--- Start of EXTRACTED ENTRIES ---

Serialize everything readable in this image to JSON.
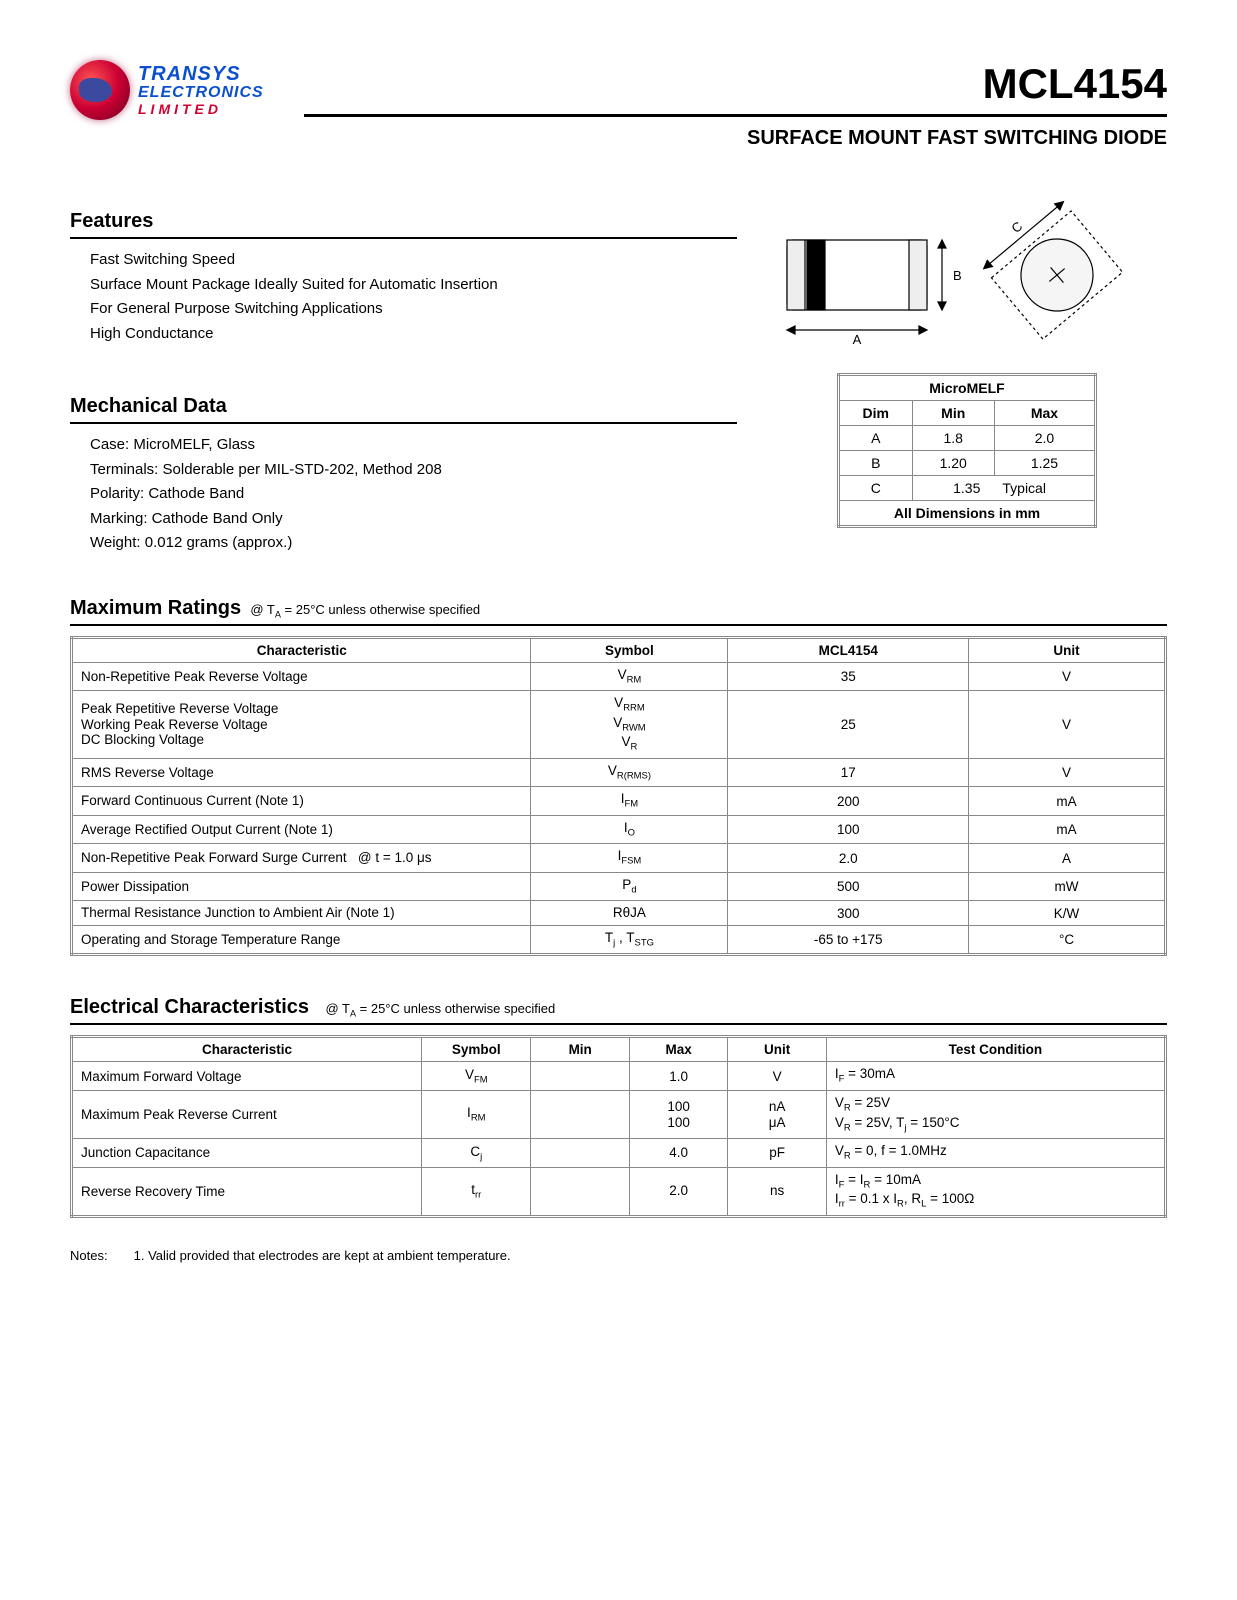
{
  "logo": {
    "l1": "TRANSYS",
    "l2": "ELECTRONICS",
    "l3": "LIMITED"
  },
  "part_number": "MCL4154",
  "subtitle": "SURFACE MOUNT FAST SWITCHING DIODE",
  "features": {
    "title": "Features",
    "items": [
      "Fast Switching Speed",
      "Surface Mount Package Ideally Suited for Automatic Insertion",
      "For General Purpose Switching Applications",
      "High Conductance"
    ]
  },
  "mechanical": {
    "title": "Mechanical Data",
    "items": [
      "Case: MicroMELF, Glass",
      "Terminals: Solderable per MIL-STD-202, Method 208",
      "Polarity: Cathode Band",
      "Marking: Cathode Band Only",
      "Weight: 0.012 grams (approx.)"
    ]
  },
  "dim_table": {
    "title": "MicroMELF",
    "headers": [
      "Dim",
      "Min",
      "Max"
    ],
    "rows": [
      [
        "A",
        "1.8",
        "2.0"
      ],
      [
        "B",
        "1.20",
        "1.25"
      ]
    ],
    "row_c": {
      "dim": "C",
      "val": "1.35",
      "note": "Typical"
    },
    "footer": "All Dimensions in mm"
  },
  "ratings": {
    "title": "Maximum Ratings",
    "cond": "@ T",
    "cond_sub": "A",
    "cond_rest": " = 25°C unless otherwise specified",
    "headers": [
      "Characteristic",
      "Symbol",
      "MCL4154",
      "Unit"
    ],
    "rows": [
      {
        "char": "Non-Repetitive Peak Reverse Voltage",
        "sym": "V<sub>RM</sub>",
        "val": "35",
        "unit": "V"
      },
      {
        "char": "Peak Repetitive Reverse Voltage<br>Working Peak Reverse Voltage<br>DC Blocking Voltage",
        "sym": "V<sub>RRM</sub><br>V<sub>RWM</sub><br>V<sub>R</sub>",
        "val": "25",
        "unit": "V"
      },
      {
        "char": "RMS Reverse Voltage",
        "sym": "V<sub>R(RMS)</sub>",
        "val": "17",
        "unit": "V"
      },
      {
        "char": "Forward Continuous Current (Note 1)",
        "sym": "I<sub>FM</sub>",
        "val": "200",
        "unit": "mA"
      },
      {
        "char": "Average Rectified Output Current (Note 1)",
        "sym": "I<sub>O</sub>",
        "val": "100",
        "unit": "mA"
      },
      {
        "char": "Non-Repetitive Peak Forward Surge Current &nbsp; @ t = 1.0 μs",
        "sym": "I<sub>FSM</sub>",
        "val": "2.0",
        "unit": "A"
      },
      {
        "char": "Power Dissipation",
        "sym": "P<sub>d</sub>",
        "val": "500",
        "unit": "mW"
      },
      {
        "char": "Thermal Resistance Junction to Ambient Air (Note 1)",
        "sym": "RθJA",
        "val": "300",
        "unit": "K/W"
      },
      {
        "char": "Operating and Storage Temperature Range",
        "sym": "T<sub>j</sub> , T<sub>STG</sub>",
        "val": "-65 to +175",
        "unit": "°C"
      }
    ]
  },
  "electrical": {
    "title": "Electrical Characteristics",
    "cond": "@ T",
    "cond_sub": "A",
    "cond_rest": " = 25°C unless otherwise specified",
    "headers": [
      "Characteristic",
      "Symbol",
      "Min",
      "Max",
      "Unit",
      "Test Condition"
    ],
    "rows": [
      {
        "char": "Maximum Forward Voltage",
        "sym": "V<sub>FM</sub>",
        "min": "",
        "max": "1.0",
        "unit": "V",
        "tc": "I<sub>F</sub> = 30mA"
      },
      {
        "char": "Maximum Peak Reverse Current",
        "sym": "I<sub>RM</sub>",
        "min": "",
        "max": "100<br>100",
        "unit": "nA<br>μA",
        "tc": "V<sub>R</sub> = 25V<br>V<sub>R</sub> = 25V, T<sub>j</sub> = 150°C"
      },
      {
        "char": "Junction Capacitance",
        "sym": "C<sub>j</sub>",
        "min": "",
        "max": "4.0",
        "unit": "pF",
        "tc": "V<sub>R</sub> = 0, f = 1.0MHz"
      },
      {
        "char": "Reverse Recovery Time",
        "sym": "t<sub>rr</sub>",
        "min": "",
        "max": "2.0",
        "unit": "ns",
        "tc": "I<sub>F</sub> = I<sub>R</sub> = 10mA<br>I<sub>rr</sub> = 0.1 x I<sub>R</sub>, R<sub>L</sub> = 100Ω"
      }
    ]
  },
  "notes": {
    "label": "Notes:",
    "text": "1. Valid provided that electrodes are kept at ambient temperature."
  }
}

--- End of EXTRACTED ENTRIES ---

* _OBJECTIVE_:
Report every line in the data above in which the word "MicroMELF" appears.

* _RESULT FOR THIS EXERCISE_:
      "Case: MicroMELF, Glass",
    "title": "MicroMELF",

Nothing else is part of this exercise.